Please quote the listing below verbatim, from the line with "long-bar xyxy=(261,313,271,347)" to the line with "long-bar xyxy=(1473,329,1483,347)", including both of those lines.

_ _ _ _

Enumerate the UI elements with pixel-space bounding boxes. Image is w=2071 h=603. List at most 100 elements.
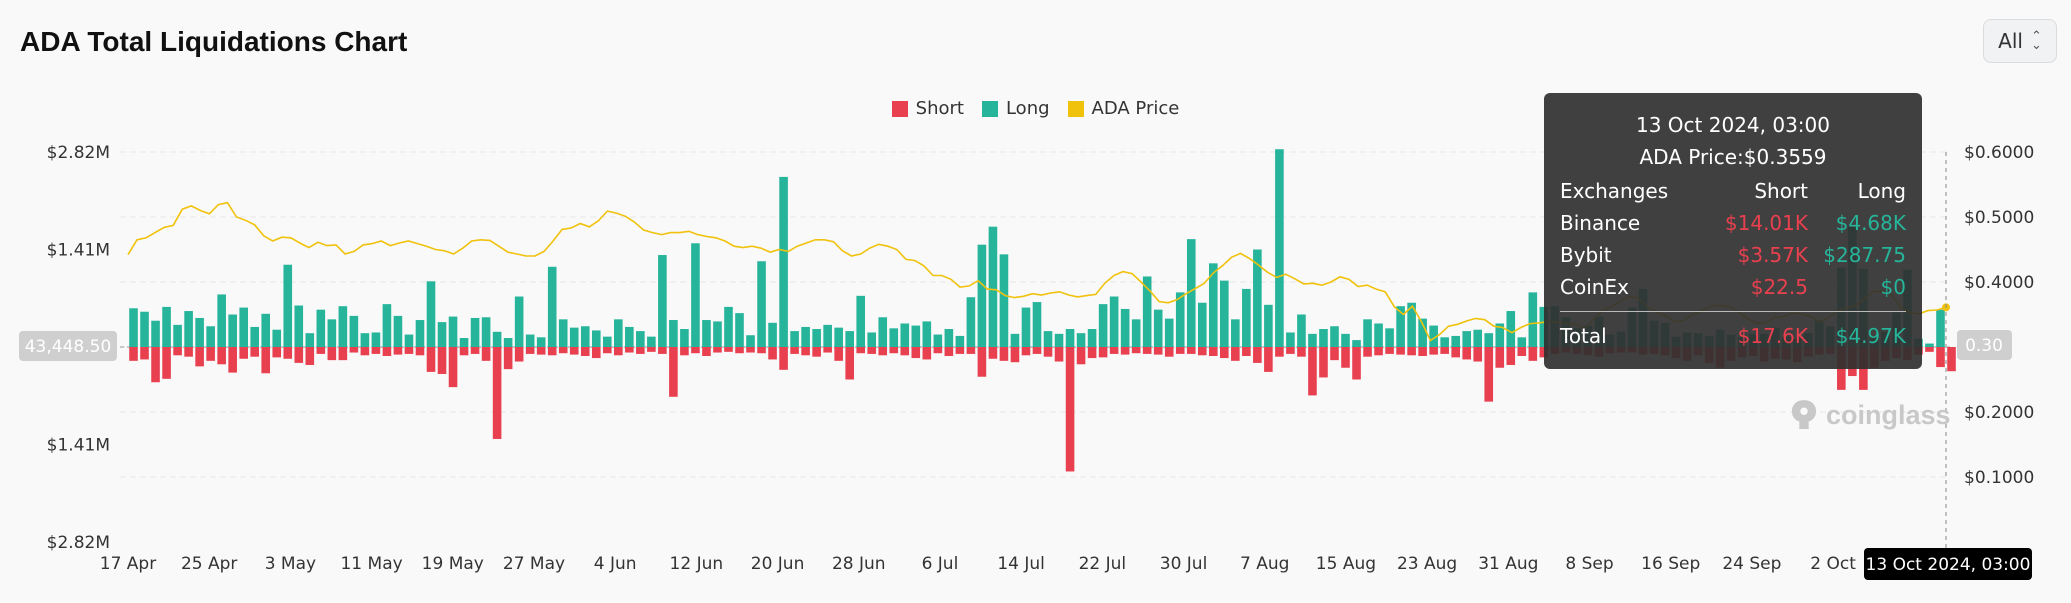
long-bar xyxy=(261,313,271,347)
long-bar xyxy=(173,324,182,347)
x-axis-tick-label: 25 Apr xyxy=(181,554,237,574)
tooltip-row-coinex: CoinEx $22.5 $0 xyxy=(1560,271,1906,303)
long-bar xyxy=(371,332,381,347)
short-bar xyxy=(1109,347,1119,354)
x-axis-tick-label: 6 Jul xyxy=(922,554,959,574)
tooltip-short-value: $3.57K xyxy=(1737,243,1808,267)
legend-item-short[interactable]: Short xyxy=(891,98,964,119)
short-bar xyxy=(1275,347,1284,357)
long-bar xyxy=(669,320,678,347)
long-bar xyxy=(647,336,656,347)
short-bar xyxy=(1473,347,1483,362)
long-bar xyxy=(151,320,160,347)
long-bar xyxy=(525,334,535,347)
long-bar xyxy=(680,329,689,347)
x-axis: 17 Apr 25 Apr 3 May 11 May 19 May 27 May 4 Jun… xyxy=(100,554,1856,574)
short-bar xyxy=(1297,347,1306,357)
long-bar xyxy=(1473,329,1483,347)
long-bar xyxy=(1142,276,1152,347)
short-bar xyxy=(1153,347,1163,355)
long-bar xyxy=(1208,263,1218,347)
x-axis-tick-label: 7 Aug xyxy=(1240,554,1289,574)
long-bar xyxy=(1175,292,1185,347)
short-bar xyxy=(470,347,480,354)
long-bar xyxy=(1242,288,1251,347)
coinglass-watermark: coinglass xyxy=(1790,398,1951,432)
short-bar xyxy=(536,347,546,355)
short-bar xyxy=(1208,347,1218,356)
long-bar xyxy=(1385,328,1394,347)
long-bar xyxy=(1451,335,1460,347)
short-bar xyxy=(1231,347,1240,361)
long-bar xyxy=(393,315,403,347)
long-bar xyxy=(1021,307,1031,347)
short-bar xyxy=(195,347,204,367)
short-bar xyxy=(1032,347,1042,354)
long-bar xyxy=(547,266,557,347)
long-bar xyxy=(250,326,260,347)
short-bar xyxy=(1330,347,1339,361)
long-bar xyxy=(503,338,513,347)
short-bar xyxy=(856,347,866,354)
left-axis-tick-label: $1.41M xyxy=(47,436,110,456)
tooltip-short-value: $14.01K xyxy=(1724,211,1808,235)
short-bar xyxy=(1517,347,1527,356)
tooltip-long-value: $4.68K xyxy=(1835,211,1906,235)
short-bar xyxy=(900,347,910,356)
long-bar xyxy=(1341,333,1350,347)
short-bar xyxy=(944,347,954,356)
short-bar xyxy=(1925,347,1934,352)
legend-label-ada-price: ADA Price xyxy=(1091,98,1180,119)
long-bar xyxy=(724,306,733,347)
legend-item-ada-price[interactable]: ADA Price xyxy=(1067,98,1180,119)
long-bar xyxy=(944,329,954,347)
long-bar xyxy=(1032,302,1042,347)
short-bar xyxy=(1418,347,1427,356)
long-bar xyxy=(1484,333,1494,347)
short-bar xyxy=(735,347,744,354)
long-bar xyxy=(1220,280,1229,347)
short-bar xyxy=(1197,347,1207,356)
long-bar xyxy=(757,261,766,347)
long-bar xyxy=(129,308,138,347)
range-select[interactable]: All ⌃ ⌄ xyxy=(1983,19,2057,63)
long-bar xyxy=(360,333,370,347)
short-bar xyxy=(1120,347,1130,355)
long-bar xyxy=(1330,326,1339,347)
short-bar xyxy=(1936,347,1945,368)
short-bar xyxy=(1440,347,1449,354)
long-bar xyxy=(426,281,436,347)
tooltip-exchange: CoinEx xyxy=(1560,275,1629,299)
long-bar xyxy=(1506,311,1516,347)
x-axis-tick-label: 27 May xyxy=(503,554,565,574)
long-bar xyxy=(1925,343,1934,347)
long-bar xyxy=(239,307,248,347)
short-bar xyxy=(1352,347,1361,380)
short-bar xyxy=(922,347,932,360)
tooltip-total-row: Total $17.6K $4.97K xyxy=(1560,320,1906,352)
short-bar xyxy=(1947,347,1956,372)
long-bar xyxy=(1517,337,1527,347)
legend: Short Long ADA Price xyxy=(0,98,2071,119)
tooltip-divider xyxy=(1560,311,1906,312)
short-bar xyxy=(1131,347,1141,354)
short-bar xyxy=(933,347,943,354)
short-bar xyxy=(845,347,854,380)
short-bar xyxy=(878,347,888,356)
crosshair-x-label: 13 Oct 2024, 03:00 xyxy=(1866,555,2031,575)
long-bar xyxy=(272,329,282,347)
short-bar xyxy=(448,347,458,388)
long-bar xyxy=(1539,306,1549,347)
short-bar xyxy=(228,347,237,373)
short-bar xyxy=(404,347,414,354)
long-bar xyxy=(790,331,799,347)
short-bar xyxy=(151,347,160,383)
long-bar xyxy=(1076,333,1086,347)
long-bar xyxy=(1374,323,1383,347)
short-bar xyxy=(823,347,832,353)
short-bar xyxy=(173,347,182,356)
long-bar xyxy=(1264,304,1273,347)
legend-item-long[interactable]: Long xyxy=(981,98,1050,119)
short-bar xyxy=(1429,347,1438,355)
short-bar xyxy=(250,347,260,357)
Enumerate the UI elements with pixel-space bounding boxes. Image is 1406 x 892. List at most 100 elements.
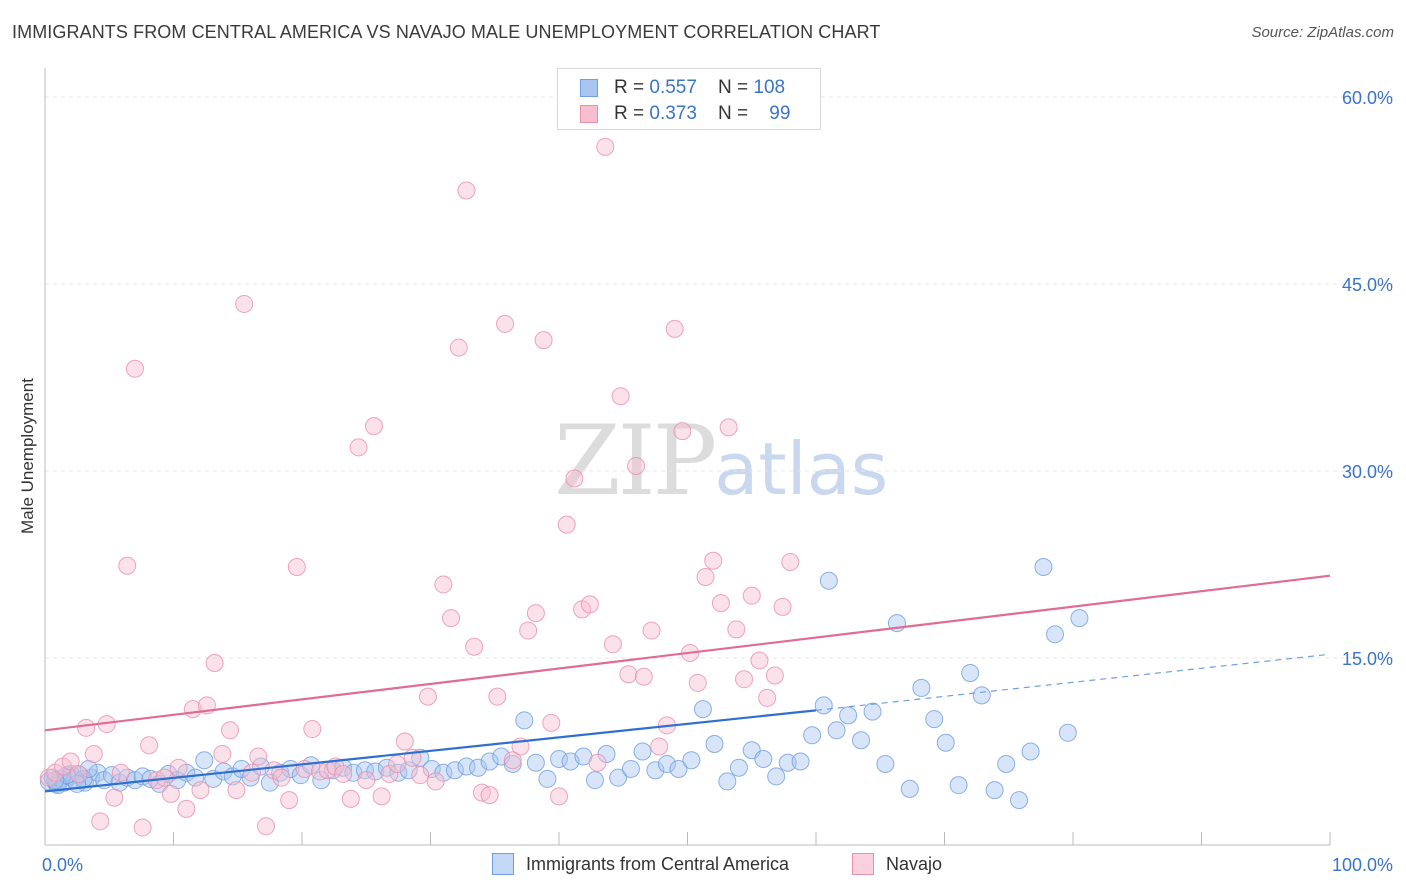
point-navajo: [357, 771, 376, 790]
bottom-legend-label-central-america: Immigrants from Central America: [526, 854, 790, 874]
point-navajo: [580, 595, 599, 614]
point-navajo: [434, 575, 453, 594]
point-central-america: [791, 752, 810, 771]
point-navajo: [69, 764, 88, 783]
point-central-america: [195, 751, 214, 770]
point-navajo: [773, 597, 792, 616]
watermark-zip: ZIP: [554, 405, 717, 517]
point-central-america: [480, 752, 499, 771]
point-central-america: [1058, 723, 1077, 742]
point-navajo: [118, 556, 137, 575]
point-central-america: [900, 779, 919, 798]
point-navajo: [634, 667, 653, 686]
point-navajo: [550, 787, 568, 806]
legend: R = 0.557 N = 108 R = 0.373 N = 99: [557, 68, 821, 130]
point-central-america: [705, 735, 724, 754]
point-navajo: [750, 651, 769, 670]
point-navajo: [105, 788, 124, 807]
point-navajo: [280, 791, 299, 810]
point-navajo: [111, 763, 130, 782]
point-central-america: [1046, 625, 1065, 644]
point-central-america: [469, 758, 488, 777]
point-navajo: [665, 319, 684, 338]
trendline-central-america: [44, 709, 817, 793]
point-central-america: [538, 769, 557, 788]
point-central-america: [997, 754, 1016, 773]
chart-title: IMMIGRANTS FROM CENTRAL AMERICA VS NAVAJ…: [12, 22, 881, 42]
point-central-america: [457, 757, 476, 776]
watermark-atlas: atlas: [714, 427, 889, 511]
point-navajo: [125, 359, 144, 378]
point-navajo: [673, 422, 692, 441]
point-navajo: [704, 551, 723, 570]
point-navajo: [449, 338, 468, 357]
point-navajo: [169, 758, 188, 777]
point-central-america: [633, 742, 652, 761]
point-navajo: [133, 818, 152, 837]
point-navajo: [735, 670, 754, 689]
point-navajo: [380, 764, 399, 783]
point-navajo: [642, 621, 661, 640]
point-central-america: [819, 571, 838, 590]
point-navajo: [480, 786, 499, 805]
point-navajo: [303, 720, 322, 739]
point-navajo: [84, 744, 103, 763]
point-navajo: [611, 387, 630, 406]
point-central-america: [851, 731, 870, 750]
point-central-america: [503, 754, 522, 773]
point-navajo: [213, 744, 232, 763]
point-navajo: [765, 666, 784, 685]
point-navajo: [227, 781, 246, 800]
point-central-america: [1021, 742, 1040, 761]
point-navajo: [534, 331, 553, 350]
point-navajo: [603, 635, 622, 654]
point-central-america: [657, 754, 676, 773]
point-navajo: [588, 753, 607, 772]
y-tick-label: 60.0%: [1342, 88, 1393, 108]
point-navajo: [235, 294, 254, 313]
legend-r-label: R =: [614, 77, 650, 98]
point-central-america: [1010, 791, 1029, 810]
point-navajo: [242, 763, 261, 782]
point-navajo: [503, 751, 522, 770]
legend-swatch-navajo: [580, 105, 598, 123]
point-central-america: [550, 749, 568, 768]
y-tick-label: 30.0%: [1342, 462, 1393, 482]
point-navajo: [727, 620, 746, 639]
legend-swatch-central-america: [580, 79, 598, 97]
bottom-legend-swatch-central-america: [492, 853, 514, 875]
x-tick-label: 100.0%: [1332, 855, 1393, 875]
point-navajo: [442, 609, 461, 628]
source-credit: Source: ZipAtlas.com: [1251, 24, 1394, 41]
point-central-america: [827, 721, 846, 740]
bottom-legend-label-navajo: Navajo: [886, 854, 943, 874]
point-navajo: [364, 417, 383, 436]
point-navajo: [650, 737, 669, 756]
legend-n-label: N =: [718, 103, 754, 124]
legend-r-label: R =: [614, 103, 650, 124]
point-central-america: [912, 678, 931, 697]
point-navajo: [711, 594, 730, 613]
point-central-america: [985, 781, 1004, 800]
point-central-america: [925, 710, 944, 729]
trendline-navajo: [44, 574, 1331, 732]
watermark: ZIPatlas: [554, 405, 888, 517]
point-navajo: [758, 688, 777, 707]
point-navajo: [349, 438, 368, 457]
point-central-america: [729, 758, 748, 777]
point-central-america: [57, 766, 76, 785]
point-central-america: [972, 686, 991, 705]
point-central-america: [515, 711, 534, 730]
point-central-america: [445, 761, 464, 780]
point-central-america: [839, 706, 858, 725]
point-central-america: [936, 733, 955, 752]
point-navajo: [542, 713, 561, 732]
point-central-america: [876, 754, 895, 773]
point-navajo: [465, 637, 484, 656]
point-central-america: [682, 751, 701, 770]
point-navajo: [596, 137, 615, 156]
point-navajo: [688, 673, 707, 692]
point-navajo: [565, 469, 584, 488]
point-central-america: [814, 696, 833, 715]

_ _ _ _

# FINAL ANSWER
long-bar xyxy=(261,313,271,347)
long-bar xyxy=(173,324,182,347)
x-axis-tick-label: 25 Apr xyxy=(181,554,237,574)
tooltip-row-coinex: CoinEx $22.5 $0 xyxy=(1560,271,1906,303)
long-bar xyxy=(371,332,381,347)
short-bar xyxy=(1109,347,1119,354)
x-axis-tick-label: 6 Jul xyxy=(922,554,959,574)
tooltip-short-value: $3.57K xyxy=(1737,243,1808,267)
legend-item-short[interactable]: Short xyxy=(891,98,964,119)
short-bar xyxy=(1275,347,1284,357)
long-bar xyxy=(669,320,678,347)
long-bar xyxy=(647,336,656,347)
short-bar xyxy=(1473,347,1483,362)
long-bar xyxy=(151,320,160,347)
long-bar xyxy=(525,334,535,347)
long-bar xyxy=(680,329,689,347)
x-axis: 17 Apr 25 Apr 3 May 11 May 19 May 27 May 4 Jun… xyxy=(100,554,1856,574)
short-bar xyxy=(1297,347,1306,357)
long-bar xyxy=(1473,329,1483,347)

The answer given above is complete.